====== Data provided ======

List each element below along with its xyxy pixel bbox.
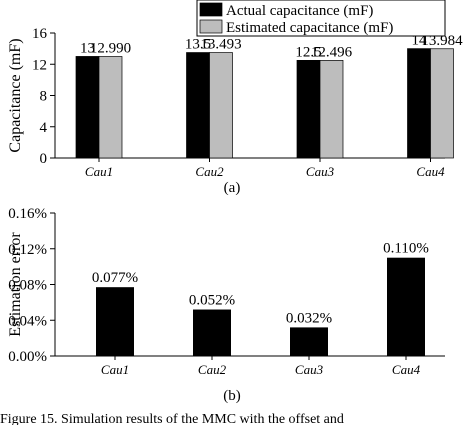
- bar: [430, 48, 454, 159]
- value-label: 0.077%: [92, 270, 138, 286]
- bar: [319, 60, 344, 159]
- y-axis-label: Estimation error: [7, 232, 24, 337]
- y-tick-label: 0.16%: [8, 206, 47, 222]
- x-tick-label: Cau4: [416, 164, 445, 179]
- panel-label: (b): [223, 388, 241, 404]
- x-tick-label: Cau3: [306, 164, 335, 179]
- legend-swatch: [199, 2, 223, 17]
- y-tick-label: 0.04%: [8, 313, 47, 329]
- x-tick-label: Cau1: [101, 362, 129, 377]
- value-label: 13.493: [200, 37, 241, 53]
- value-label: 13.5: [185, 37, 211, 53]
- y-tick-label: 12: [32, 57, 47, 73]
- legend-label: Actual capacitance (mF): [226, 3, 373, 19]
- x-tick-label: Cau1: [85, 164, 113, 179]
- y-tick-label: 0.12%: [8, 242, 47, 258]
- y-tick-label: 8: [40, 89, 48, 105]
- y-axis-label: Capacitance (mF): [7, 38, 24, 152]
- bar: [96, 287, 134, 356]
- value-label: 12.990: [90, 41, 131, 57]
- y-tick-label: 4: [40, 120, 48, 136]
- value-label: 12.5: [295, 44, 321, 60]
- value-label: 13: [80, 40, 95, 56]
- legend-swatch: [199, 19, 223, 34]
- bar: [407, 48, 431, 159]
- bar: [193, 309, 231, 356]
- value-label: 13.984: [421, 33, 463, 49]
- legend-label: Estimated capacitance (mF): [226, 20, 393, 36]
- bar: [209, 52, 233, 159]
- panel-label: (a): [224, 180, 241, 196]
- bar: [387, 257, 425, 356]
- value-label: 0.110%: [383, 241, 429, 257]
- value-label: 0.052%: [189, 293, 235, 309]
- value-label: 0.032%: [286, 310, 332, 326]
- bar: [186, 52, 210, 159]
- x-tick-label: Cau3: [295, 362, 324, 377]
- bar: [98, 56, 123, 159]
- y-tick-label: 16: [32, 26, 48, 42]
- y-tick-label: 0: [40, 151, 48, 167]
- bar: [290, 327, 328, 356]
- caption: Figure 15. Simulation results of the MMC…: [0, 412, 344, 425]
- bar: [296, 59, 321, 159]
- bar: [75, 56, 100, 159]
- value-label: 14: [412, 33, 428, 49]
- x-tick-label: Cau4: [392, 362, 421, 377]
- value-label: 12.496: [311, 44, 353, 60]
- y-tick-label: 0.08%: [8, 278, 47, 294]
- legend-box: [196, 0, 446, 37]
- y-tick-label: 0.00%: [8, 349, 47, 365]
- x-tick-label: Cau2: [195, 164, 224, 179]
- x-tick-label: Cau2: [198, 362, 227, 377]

======

Reproduce the records above line for line, leaving out the pictures.

Response:
List each element below along with its xyxy pixel bbox.
- bar: [430, 48, 454, 159]
- value-label: 0.077%: [92, 270, 138, 286]
- bar: [319, 60, 344, 159]
- y-axis-label: Estimation error: [7, 232, 24, 337]
- y-tick-label: 0.16%: [8, 206, 47, 222]
- x-tick-label: Cau4: [416, 164, 445, 179]
- panel-label: (b): [223, 388, 241, 404]
- x-tick-label: Cau3: [306, 164, 335, 179]
- legend-swatch: [199, 2, 223, 17]
- y-tick-label: 0.04%: [8, 313, 47, 329]
- x-tick-label: Cau1: [101, 362, 129, 377]
- value-label: 13.493: [200, 37, 241, 53]
- value-label: 13.5: [185, 37, 211, 53]
- y-tick-label: 12: [32, 57, 47, 73]
- legend-label: Actual capacitance (mF): [226, 3, 373, 19]
- x-tick-label: Cau1: [85, 164, 113, 179]
- y-tick-label: 0.12%: [8, 242, 47, 258]
- y-tick-label: 8: [40, 89, 48, 105]
- y-axis-label: Capacitance (mF): [7, 38, 24, 152]
- bar: [96, 287, 134, 356]
- value-label: 12.990: [90, 41, 131, 57]
- y-tick-label: 4: [40, 120, 48, 136]
- value-label: 12.5: [295, 44, 321, 60]
- value-label: 13: [80, 40, 95, 56]
- legend-swatch: [199, 19, 223, 34]
- bar: [407, 48, 431, 159]
- bar: [193, 309, 231, 356]
- value-label: 13.984: [421, 33, 463, 49]
- legend-label: Estimated capacitance (mF): [226, 20, 393, 36]
- bar: [209, 52, 233, 159]
- panel-label: (a): [224, 180, 241, 196]
- bar: [387, 257, 425, 356]
- value-label: 0.110%: [383, 241, 429, 257]
- value-label: 0.052%: [189, 293, 235, 309]
- value-label: 0.032%: [286, 310, 332, 326]
- bar: [186, 52, 210, 159]
- x-tick-label: Cau3: [295, 362, 324, 377]
- bar: [98, 56, 123, 159]
- y-tick-label: 16: [32, 26, 48, 42]
- y-tick-label: 0: [40, 151, 48, 167]
- bar: [290, 327, 328, 356]
- caption: Figure 15. Simulation results of the MMC…: [0, 412, 344, 425]
- bar: [296, 59, 321, 159]
- bar: [75, 56, 100, 159]
- value-label: 14: [412, 33, 428, 49]
- x-tick-label: Cau4: [392, 362, 421, 377]
- value-label: 12.496: [311, 44, 353, 60]
- y-tick-label: 0.08%: [8, 278, 47, 294]
- legend-box: [196, 0, 446, 37]
- y-tick-label: 0.00%: [8, 349, 47, 365]
- x-tick-label: Cau2: [195, 164, 224, 179]
- x-tick-label: Cau2: [198, 362, 227, 377]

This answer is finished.